# [Recorded data]

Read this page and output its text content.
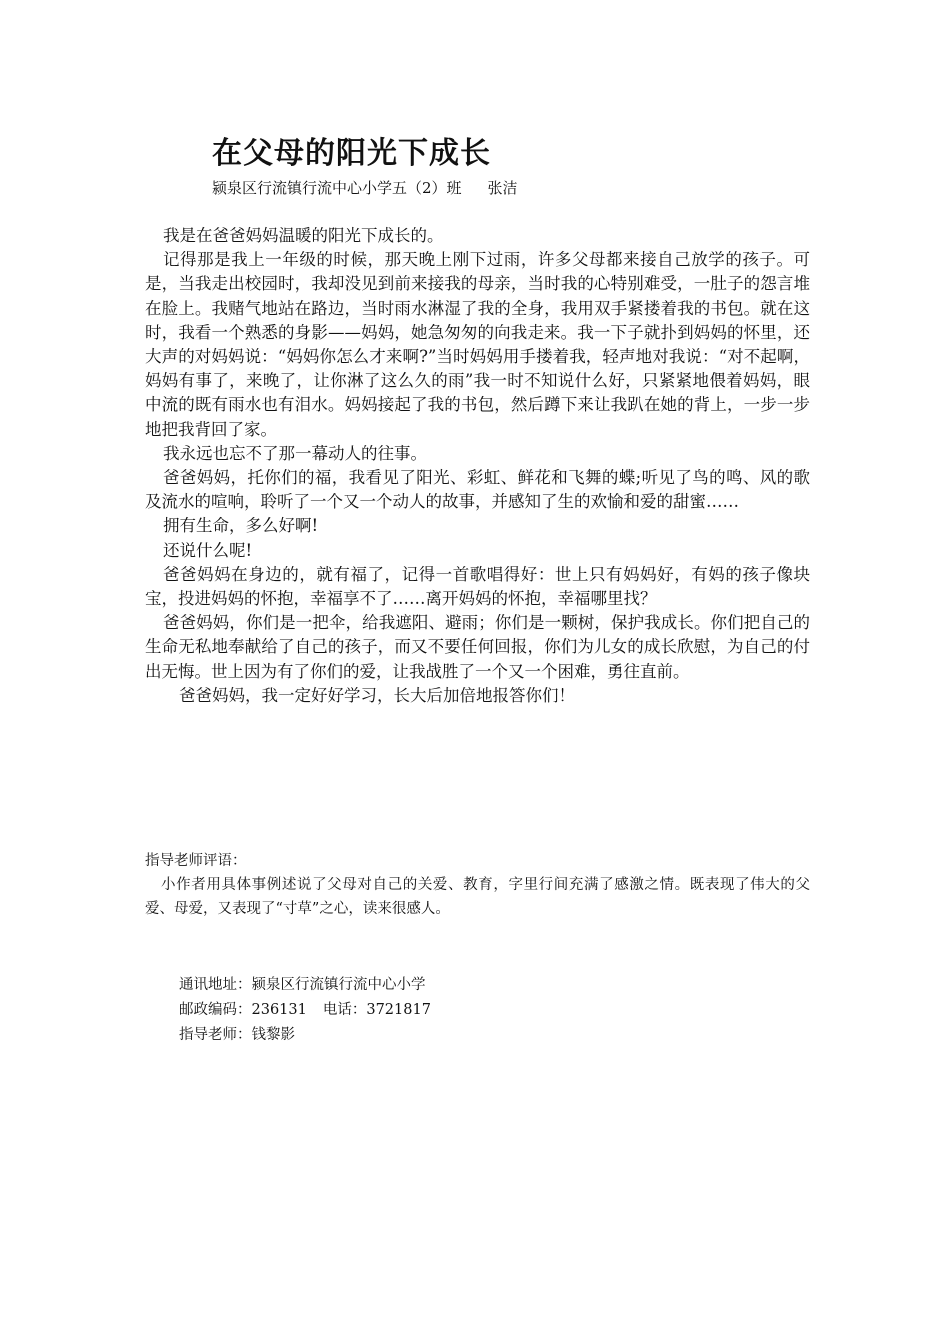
在父母的阳光下成长
颍泉区行流镇行流中心小学五（2）班 张洁

我是在爸爸妈妈温暖的阳光下成长的。

记得那是我上一年级的时候，那天晚上刚下过雨，许多父母都来接自己放学的孩子。可是，当我走出校园时，我却没见到前来接我的母亲，当时我的心特别难受，一肚子的怨言堆在脸上。我赌气地站在路边，当时雨水淋湿了我的全身，我用双手紧搂着我的书包。就在这时，我看一个熟悉的身影——妈妈，她急匆匆的向我走来。我一下子就扑到妈妈的怀里，还大声的对妈妈说：“妈妈你怎么才来啊?”当时妈妈用手搂着我，轻声地对我说：“对不起啊，妈妈有事了，来晚了，让你淋了这么久的雨”我一时不知说什么好，只紧紧地偎着妈妈，眼中流的既有雨水也有泪水。妈妈接起了我的书包，然后蹲下来让我趴在她的背上，一步一步地把我背回了家。

我永远也忘不了那一幕动人的往事。

爸爸妈妈，托你们的福，我看见了阳光、彩虹、鲜花和飞舞的蝶;听见了鸟的鸣、风的歌及流水的喧响，聆听了一个又一个动人的故事，并感知了生的欢愉和爱的甜蜜……

拥有生命，多么好啊!

还说什么呢!

爸爸妈妈在身边的，就有福了，记得一首歌唱得好：世上只有妈妈好，有妈的孩子像块宝，投进妈妈的怀抱，幸福享不了……离开妈妈的怀抱，幸福哪里找？

爸爸妈妈，你们是一把伞，给我遮阳、避雨；你们是一颗树，保护我成长。你们把自己的生命无私地奉献给了自己的孩子，而又不要任何回报，你们为儿女的成长欣慰，为自己的付出无悔。世上因为有了你们的爱，让我战胜了一个又一个困难，勇往直前。

爸爸妈妈，我一定好好学习，长大后加倍地报答你们！

指导老师评语：

小作者用具体事例述说了父母对自己的关爱、教育，字里行间充满了感激之情。既表现了伟大的父爱、母爱，又表现了“寸草”之心，读来很感人。

通讯地址：颍泉区行流镇行流中心小学

邮政编码：236131 电话：3721817

指导老师：钱黎影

# [Task objective]
Leave images out of the retyped records; keep all else exact.

# [Response to the exercise]
Read this page and output its text content.
在父母的阳光下成长
颍泉区行流镇行流中心小学五（2）班 张洁

我是在爸爸妈妈温暖的阳光下成长的。

记得那是我上一年级的时候，那天晚上刚下过雨，许多父母都来接自己放学的孩子。可是，当我走出校园时，我却没见到前来接我的母亲，当时我的心特别难受，一肚子的怨言堆在脸上。我赌气地站在路边，当时雨水淋湿了我的全身，我用双手紧搂着我的书包。就在这时，我看一个熟悉的身影——妈妈，她急匆匆的向我走来。我一下子就扑到妈妈的怀里，还大声的对妈妈说：“妈妈你怎么才来啊?”当时妈妈用手搂着我，轻声地对我说：“对不起啊，妈妈有事了，来晚了，让你淋了这么久的雨”我一时不知说什么好，只紧紧地偎着妈妈，眼中流的既有雨水也有泪水。妈妈接起了我的书包，然后蹲下来让我趴在她的背上，一步一步地把我背回了家。

我永远也忘不了那一幕动人的往事。

爸爸妈妈，托你们的福，我看见了阳光、彩虹、鲜花和飞舞的蝶;听见了鸟的鸣、风的歌及流水的喧响，聆听了一个又一个动人的故事，并感知了生的欢愉和爱的甜蜜……

拥有生命，多么好啊!

还说什么呢!

爸爸妈妈在身边的，就有福了，记得一首歌唱得好：世上只有妈妈好，有妈的孩子像块宝，投进妈妈的怀抱，幸福享不了……离开妈妈的怀抱，幸福哪里找？

爸爸妈妈，你们是一把伞，给我遮阳、避雨；你们是一颗树，保护我成长。你们把自己的生命无私地奉献给了自己的孩子，而又不要任何回报，你们为儿女的成长欣慰，为自己的付出无悔。世上因为有了你们的爱，让我战胜了一个又一个困难，勇往直前。

爸爸妈妈，我一定好好学习，长大后加倍地报答你们！

指导老师评语：

小作者用具体事例述说了父母对自己的关爱、教育，字里行间充满了感激之情。既表现了伟大的父爱、母爱，又表现了“寸草”之心，读来很感人。

通讯地址：颍泉区行流镇行流中心小学

邮政编码：236131 电话：3721817

指导老师：钱黎影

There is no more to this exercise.